*** Data provided ***

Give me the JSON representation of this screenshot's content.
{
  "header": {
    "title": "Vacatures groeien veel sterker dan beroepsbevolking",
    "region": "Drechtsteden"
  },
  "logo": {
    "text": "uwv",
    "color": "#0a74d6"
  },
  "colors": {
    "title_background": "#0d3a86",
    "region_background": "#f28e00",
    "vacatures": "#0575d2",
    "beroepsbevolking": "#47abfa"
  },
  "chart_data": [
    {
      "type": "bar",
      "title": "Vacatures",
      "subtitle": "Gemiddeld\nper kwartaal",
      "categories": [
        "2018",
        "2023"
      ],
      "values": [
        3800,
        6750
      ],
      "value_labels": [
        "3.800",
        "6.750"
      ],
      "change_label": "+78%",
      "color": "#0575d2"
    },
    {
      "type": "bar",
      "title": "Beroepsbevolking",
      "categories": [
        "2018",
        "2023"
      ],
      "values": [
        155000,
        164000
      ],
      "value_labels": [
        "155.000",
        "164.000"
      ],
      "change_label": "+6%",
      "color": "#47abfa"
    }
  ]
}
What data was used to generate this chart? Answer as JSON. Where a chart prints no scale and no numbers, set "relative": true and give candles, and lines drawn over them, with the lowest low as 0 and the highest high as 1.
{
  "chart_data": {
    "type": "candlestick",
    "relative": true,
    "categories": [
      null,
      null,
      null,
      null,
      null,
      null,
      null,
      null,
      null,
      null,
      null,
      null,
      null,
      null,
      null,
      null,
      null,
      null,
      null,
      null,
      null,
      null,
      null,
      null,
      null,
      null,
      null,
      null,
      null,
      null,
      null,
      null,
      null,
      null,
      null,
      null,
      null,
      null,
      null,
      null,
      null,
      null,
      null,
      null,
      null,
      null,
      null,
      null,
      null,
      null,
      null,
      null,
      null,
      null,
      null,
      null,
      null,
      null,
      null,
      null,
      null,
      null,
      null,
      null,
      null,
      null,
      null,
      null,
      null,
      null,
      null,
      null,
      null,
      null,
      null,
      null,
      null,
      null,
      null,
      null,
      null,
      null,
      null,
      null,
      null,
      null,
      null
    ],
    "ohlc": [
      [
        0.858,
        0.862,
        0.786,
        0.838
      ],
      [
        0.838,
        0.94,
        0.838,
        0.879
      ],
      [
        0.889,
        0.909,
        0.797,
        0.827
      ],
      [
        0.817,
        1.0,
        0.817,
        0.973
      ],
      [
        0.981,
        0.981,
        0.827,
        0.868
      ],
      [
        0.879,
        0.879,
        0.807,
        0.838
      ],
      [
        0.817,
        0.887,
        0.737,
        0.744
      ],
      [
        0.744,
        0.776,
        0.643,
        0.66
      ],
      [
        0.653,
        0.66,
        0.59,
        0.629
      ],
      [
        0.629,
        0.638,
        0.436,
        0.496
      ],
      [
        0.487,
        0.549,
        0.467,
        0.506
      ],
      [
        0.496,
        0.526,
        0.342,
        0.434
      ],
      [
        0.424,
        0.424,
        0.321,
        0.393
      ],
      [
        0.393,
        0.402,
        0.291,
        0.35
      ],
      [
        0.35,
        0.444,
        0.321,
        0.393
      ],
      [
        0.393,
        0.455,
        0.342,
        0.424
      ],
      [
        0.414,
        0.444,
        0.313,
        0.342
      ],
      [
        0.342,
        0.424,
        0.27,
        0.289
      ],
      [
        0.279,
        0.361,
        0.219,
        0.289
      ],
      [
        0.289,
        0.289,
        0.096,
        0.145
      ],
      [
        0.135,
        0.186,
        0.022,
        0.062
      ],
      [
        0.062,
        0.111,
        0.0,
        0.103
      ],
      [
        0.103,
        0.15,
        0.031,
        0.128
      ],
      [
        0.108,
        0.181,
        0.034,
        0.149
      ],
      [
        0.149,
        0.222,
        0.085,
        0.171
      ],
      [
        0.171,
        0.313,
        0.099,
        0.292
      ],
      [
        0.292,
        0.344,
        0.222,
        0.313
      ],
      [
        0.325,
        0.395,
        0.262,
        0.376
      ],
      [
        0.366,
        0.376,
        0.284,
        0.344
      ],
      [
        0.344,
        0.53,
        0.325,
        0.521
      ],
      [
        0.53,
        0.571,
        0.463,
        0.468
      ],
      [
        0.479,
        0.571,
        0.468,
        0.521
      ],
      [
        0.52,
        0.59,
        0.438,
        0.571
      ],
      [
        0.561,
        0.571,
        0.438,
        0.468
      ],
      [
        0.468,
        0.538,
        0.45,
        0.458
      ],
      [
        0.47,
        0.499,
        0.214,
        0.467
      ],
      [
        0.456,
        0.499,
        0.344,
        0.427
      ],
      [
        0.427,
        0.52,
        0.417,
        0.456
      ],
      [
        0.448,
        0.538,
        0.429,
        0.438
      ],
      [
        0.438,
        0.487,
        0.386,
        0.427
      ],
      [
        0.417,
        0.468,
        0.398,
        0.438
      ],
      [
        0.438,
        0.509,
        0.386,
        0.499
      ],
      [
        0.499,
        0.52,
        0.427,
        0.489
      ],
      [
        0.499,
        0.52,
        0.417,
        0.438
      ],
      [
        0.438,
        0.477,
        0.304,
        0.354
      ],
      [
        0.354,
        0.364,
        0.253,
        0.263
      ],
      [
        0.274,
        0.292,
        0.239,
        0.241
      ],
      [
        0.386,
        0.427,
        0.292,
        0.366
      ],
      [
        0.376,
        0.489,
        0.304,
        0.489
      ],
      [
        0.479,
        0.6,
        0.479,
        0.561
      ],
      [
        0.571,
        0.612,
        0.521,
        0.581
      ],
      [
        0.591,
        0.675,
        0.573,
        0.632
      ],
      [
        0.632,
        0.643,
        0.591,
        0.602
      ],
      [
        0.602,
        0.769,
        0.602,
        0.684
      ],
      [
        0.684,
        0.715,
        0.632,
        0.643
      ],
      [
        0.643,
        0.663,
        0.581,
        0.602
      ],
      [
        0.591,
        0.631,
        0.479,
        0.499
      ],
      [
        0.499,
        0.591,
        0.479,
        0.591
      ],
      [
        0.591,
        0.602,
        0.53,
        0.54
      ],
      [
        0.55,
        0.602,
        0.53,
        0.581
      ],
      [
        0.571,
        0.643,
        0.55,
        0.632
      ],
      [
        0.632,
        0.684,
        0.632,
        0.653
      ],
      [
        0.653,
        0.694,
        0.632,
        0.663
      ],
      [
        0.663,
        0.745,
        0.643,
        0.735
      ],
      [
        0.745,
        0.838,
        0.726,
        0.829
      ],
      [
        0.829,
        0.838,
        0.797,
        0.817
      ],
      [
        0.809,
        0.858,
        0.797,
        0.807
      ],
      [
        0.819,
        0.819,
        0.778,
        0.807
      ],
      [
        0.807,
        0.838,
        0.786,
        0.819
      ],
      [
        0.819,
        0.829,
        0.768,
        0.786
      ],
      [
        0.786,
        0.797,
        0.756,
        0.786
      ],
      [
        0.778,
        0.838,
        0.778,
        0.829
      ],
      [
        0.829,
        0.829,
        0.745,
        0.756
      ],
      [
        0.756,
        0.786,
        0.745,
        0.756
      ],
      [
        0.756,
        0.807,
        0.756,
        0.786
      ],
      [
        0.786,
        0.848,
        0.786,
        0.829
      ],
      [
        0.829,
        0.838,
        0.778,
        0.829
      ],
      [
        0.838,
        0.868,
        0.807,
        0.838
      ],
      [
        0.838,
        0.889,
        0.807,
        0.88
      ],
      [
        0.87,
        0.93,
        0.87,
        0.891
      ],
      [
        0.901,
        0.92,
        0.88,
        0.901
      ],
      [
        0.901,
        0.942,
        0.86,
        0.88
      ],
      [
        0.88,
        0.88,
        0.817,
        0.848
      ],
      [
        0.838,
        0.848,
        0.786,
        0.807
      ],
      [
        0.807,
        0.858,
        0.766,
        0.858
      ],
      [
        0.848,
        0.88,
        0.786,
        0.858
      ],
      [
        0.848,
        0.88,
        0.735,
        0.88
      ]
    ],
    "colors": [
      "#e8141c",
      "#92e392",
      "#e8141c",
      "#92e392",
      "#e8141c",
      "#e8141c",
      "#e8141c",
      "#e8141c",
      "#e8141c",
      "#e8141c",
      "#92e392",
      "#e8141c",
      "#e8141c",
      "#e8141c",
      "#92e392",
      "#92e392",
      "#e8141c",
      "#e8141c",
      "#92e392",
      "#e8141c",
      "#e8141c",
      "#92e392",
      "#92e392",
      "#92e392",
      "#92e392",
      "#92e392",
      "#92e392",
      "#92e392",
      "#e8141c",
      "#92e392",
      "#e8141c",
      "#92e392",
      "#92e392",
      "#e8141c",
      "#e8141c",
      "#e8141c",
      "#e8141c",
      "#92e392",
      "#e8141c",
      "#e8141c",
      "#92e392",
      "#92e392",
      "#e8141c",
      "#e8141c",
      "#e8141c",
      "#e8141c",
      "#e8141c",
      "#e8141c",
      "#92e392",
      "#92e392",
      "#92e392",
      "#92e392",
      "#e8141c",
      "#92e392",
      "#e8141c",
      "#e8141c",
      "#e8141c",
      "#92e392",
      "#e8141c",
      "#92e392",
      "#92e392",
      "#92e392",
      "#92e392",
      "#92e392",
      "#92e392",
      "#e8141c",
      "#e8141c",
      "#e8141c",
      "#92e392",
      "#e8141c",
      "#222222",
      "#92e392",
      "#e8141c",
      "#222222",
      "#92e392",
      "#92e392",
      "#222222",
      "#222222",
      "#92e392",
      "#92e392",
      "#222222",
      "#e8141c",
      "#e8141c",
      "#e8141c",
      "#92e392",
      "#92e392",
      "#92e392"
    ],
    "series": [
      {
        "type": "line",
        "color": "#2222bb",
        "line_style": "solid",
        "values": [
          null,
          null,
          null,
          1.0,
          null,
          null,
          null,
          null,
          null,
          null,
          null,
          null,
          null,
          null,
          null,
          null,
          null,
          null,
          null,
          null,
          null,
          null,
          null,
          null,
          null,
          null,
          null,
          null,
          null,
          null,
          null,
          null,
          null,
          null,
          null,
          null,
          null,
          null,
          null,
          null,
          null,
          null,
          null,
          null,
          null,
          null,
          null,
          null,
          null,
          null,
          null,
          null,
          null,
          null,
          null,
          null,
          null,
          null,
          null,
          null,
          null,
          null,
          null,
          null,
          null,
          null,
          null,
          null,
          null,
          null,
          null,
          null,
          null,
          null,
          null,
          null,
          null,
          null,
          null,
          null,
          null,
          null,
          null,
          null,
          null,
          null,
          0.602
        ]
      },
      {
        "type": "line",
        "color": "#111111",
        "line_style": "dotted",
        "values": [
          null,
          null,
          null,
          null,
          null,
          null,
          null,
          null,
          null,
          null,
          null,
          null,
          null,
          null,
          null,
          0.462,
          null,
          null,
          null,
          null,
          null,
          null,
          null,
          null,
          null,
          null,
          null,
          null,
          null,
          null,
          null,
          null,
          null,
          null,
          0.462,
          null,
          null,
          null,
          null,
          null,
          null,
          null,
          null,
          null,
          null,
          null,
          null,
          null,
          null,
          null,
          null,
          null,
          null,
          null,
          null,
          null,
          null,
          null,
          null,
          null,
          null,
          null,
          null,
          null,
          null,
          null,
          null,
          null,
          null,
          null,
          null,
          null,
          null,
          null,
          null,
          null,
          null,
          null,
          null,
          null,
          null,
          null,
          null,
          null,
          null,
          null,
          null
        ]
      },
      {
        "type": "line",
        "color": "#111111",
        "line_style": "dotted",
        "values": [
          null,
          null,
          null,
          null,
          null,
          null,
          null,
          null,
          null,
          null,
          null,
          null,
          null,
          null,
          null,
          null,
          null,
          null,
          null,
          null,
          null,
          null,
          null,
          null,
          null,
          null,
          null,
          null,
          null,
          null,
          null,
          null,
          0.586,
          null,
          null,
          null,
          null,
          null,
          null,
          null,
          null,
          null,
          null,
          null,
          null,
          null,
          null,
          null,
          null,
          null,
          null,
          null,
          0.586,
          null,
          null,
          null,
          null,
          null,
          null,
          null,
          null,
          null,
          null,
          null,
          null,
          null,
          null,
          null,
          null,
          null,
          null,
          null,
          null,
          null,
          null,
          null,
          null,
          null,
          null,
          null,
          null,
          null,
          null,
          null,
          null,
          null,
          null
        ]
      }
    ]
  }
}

***

◆ Task prompt:
Return from the data every line that holds "relative".

◆ Solution for this task:
What data was used to generate this chart? Answer as JSON. Where a chart prints no scale and no numbers, set "relative": true and give candles, and lines drawn over them, with the lowest low as 0 and the highest high as 1.
    "relative": true,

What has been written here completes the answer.